### PROBLEM REQUIREMENTS
Review the listing and copy each line that holds the word "rest".

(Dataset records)
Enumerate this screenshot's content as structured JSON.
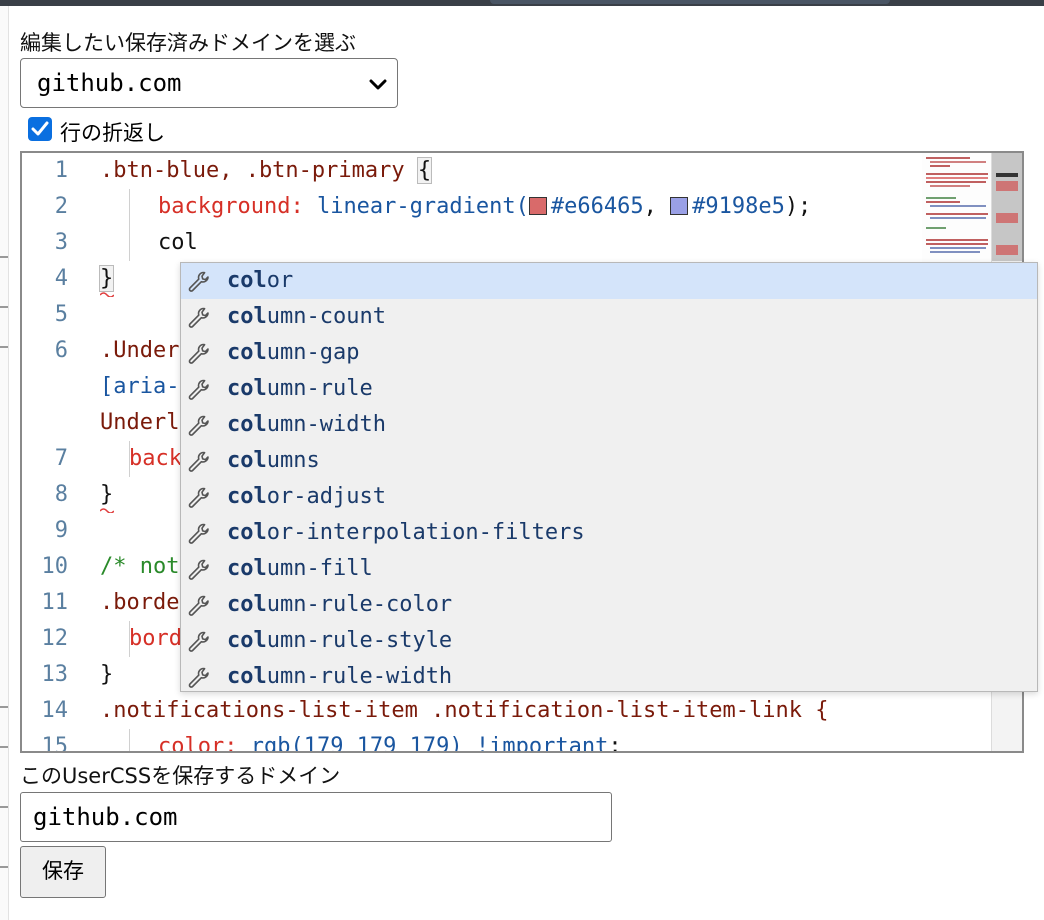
{
  "domain_select": {
    "label": "編集したい保存済みドメインを選ぶ",
    "value": "github.com"
  },
  "wrap_checkbox": {
    "label": "行の折返し",
    "checked": true
  },
  "editor": {
    "line_numbers": [
      "1",
      "2",
      "3",
      "4",
      "5",
      "6",
      "7",
      "8",
      "9",
      "10",
      "11",
      "12",
      "13",
      "14",
      "15"
    ],
    "lines": {
      "l1_selector": ".btn-blue, .btn-primary ",
      "l1_brace": "{",
      "l2_prop": "background:",
      "l2_fn": " linear-gradient(",
      "l2_color1": "#e66465",
      "l2_sep": ", ",
      "l2_color2": "#9198e5",
      "l2_end": ");",
      "l3_text": "col",
      "l4_text": "}",
      "l6a": ".Under",
      "l6b": "[aria-",
      "l6c": "Underl",
      "l7": "back",
      "l8": "}",
      "l10": "/* not",
      "l11": ".borde",
      "l12": "bord",
      "l13": "}",
      "l14": ".notifications-list-item .notification-list-item-link {",
      "l15_prop": "color:",
      "l15_fn": " rgb(179 179 179)",
      "l15_imp": " !important",
      "l15_end": ";"
    },
    "swatch_colors": [
      "#d96a6a",
      "#9aa0e6"
    ]
  },
  "autocomplete": {
    "typed": "col",
    "items": [
      {
        "match": "col",
        "rest": "or"
      },
      {
        "match": "col",
        "rest": "umn-count"
      },
      {
        "match": "col",
        "rest": "umn-gap"
      },
      {
        "match": "col",
        "rest": "umn-rule"
      },
      {
        "match": "col",
        "rest": "umn-width"
      },
      {
        "match": "col",
        "rest": "umns"
      },
      {
        "match": "col",
        "rest": "or-adjust"
      },
      {
        "match": "col",
        "rest": "or-interpolation-filters"
      },
      {
        "match": "col",
        "rest": "umn-fill"
      },
      {
        "match": "col",
        "rest": "umn-rule-color"
      },
      {
        "match": "col",
        "rest": "umn-rule-style"
      },
      {
        "match": "col",
        "rest": "umn-rule-width"
      }
    ],
    "selected_index": 0,
    "icon": "wrench-icon"
  },
  "save_domain": {
    "label": "このUserCSSを保存するドメイン",
    "value": "github.com"
  },
  "save_button": {
    "label": "保存"
  },
  "colors": {
    "accent": "#0a6fe0",
    "selector": "#7a1a0a",
    "property": "#d62f26",
    "value": "#1a56a0",
    "comment": "#2a8a2a",
    "line_number": "#5a7fa0",
    "suggestion_highlight": "#d4e4fa"
  }
}
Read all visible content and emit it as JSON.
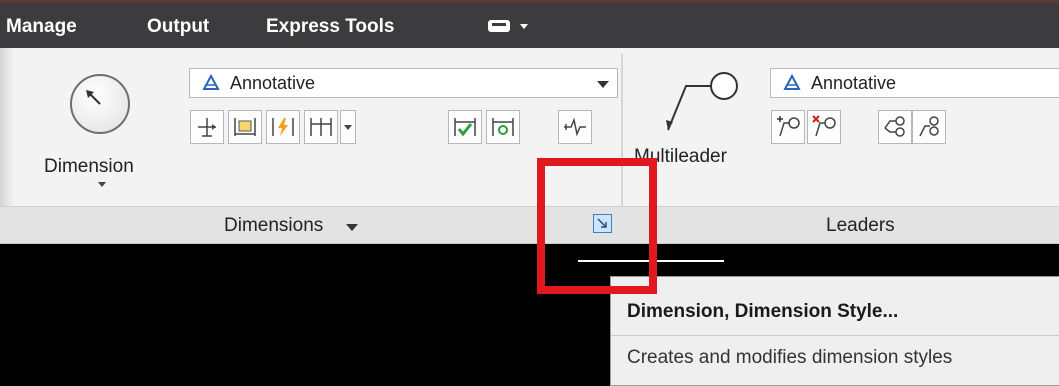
{
  "menu": {
    "tabs": [
      "Manage",
      "Output",
      "Express Tools"
    ]
  },
  "ribbon": {
    "dimensions_panel": {
      "big_button_label": "Dimension",
      "style_dropdown_value": "Annotative",
      "panel_label": "Dimensions",
      "tools": [
        "linear-tool-icon",
        "dim-text-icon",
        "break-icon",
        "continue-icon",
        "adjust-space-icon",
        "inspect-icon",
        "update-icon",
        "jogged-line-icon"
      ]
    },
    "leaders_panel": {
      "big_button_label": "Multileader",
      "style_dropdown_value": "Annotative",
      "panel_label": "Leaders",
      "tools": [
        "add-leader-icon",
        "remove-leader-icon",
        "align-leaders-icon",
        "collect-leaders-icon"
      ]
    }
  },
  "tooltip": {
    "title": "Dimension, Dimension Style...",
    "description": "Creates and modifies dimension styles"
  },
  "colors": {
    "menubar": "#3c3c3e",
    "ribbon": "#f3f3f3",
    "highlight": "#e0191e",
    "launcher": "#3d7fc4"
  }
}
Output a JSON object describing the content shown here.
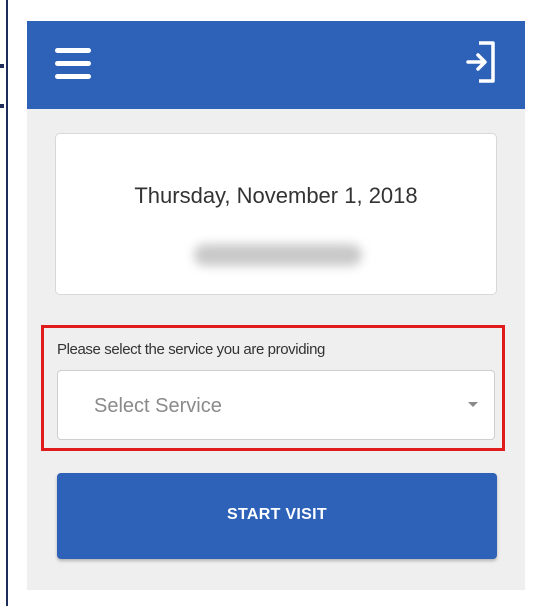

### RESPONSE TO THE EXERCISE
        "rest": "or"
        "rest": "umn-count"
        "rest": "umn-gap"
        "rest": "umn-rule"
        "rest": "umn-width"
        "rest": "umns"
        "rest": "or-adjust"
        "rest": "or-interpolation-filters"
        "rest": "umn-fill"
        "rest": "umn-rule-color"
        "rest": "umn-rule-style"
        "rest": "umn-rule-width"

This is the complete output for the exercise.